→ REQUEST
Give the count of lines holding the string "Arun" and nothing else.

Rows from a figure dataset
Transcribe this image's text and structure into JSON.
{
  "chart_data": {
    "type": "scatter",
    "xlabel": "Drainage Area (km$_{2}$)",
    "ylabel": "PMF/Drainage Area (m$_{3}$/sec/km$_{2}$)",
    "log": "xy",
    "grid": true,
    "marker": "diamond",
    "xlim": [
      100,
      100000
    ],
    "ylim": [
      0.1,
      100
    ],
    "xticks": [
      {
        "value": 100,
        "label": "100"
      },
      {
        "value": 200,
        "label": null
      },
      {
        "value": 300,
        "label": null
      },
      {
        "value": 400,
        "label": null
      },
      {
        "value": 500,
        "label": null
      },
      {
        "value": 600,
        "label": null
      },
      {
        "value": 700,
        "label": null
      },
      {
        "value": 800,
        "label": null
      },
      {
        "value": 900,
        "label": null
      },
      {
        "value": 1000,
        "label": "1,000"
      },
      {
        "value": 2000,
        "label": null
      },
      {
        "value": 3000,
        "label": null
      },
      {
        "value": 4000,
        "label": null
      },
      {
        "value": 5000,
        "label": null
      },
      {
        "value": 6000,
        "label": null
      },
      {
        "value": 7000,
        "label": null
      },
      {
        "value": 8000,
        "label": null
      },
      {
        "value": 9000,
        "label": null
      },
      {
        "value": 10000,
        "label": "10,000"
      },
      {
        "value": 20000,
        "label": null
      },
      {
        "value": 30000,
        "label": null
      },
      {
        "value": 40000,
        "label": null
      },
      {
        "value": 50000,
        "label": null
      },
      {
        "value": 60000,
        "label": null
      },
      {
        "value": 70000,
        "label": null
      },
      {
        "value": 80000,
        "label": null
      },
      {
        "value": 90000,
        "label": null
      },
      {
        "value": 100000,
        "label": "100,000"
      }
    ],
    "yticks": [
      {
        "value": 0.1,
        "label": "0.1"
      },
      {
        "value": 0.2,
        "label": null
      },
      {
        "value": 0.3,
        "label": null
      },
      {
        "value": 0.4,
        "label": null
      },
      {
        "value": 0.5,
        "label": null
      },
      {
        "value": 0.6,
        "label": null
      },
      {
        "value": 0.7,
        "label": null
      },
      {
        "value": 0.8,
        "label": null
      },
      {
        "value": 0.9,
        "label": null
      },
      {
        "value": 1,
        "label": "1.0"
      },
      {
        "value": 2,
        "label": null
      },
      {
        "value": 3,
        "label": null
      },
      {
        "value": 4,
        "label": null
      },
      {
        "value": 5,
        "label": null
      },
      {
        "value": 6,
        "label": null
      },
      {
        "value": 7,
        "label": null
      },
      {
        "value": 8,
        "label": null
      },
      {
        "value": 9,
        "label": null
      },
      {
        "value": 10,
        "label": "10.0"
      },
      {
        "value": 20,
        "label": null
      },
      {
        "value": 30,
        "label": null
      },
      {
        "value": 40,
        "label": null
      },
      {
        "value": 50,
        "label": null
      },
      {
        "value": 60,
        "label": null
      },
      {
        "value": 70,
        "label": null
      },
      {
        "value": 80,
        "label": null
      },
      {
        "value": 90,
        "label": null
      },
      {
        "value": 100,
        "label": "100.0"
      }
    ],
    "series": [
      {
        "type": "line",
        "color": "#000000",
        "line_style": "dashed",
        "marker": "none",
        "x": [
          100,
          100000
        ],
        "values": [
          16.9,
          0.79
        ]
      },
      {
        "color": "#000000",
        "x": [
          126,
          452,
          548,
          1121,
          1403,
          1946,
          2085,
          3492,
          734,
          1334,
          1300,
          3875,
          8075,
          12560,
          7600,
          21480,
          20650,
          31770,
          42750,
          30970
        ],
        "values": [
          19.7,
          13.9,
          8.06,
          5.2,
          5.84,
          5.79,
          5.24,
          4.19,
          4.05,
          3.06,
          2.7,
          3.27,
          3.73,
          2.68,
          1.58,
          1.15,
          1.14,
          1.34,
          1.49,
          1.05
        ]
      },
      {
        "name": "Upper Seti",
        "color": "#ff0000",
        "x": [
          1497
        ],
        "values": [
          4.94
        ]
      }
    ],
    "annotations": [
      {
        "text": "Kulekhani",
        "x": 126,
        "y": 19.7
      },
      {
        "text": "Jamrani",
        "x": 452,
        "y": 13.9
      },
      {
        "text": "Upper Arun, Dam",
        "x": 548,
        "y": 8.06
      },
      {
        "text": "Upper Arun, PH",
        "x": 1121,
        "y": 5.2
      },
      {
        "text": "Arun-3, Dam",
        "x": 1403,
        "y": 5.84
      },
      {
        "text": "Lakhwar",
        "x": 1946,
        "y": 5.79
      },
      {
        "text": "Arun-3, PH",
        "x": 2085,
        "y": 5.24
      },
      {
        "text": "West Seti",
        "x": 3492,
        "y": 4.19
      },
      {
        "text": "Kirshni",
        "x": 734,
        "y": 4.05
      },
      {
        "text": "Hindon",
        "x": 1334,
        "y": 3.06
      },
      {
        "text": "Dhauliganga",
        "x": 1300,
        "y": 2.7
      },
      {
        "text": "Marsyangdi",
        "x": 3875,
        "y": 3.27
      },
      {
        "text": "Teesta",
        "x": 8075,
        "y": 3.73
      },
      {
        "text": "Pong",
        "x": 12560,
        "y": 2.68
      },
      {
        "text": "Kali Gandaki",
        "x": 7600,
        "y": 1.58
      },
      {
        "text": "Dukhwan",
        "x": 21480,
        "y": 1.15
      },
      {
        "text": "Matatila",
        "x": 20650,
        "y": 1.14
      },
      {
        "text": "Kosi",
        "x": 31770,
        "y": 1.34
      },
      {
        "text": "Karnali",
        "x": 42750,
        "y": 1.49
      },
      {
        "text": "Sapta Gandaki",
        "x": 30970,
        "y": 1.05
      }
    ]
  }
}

→ WRITTEN REPLY
4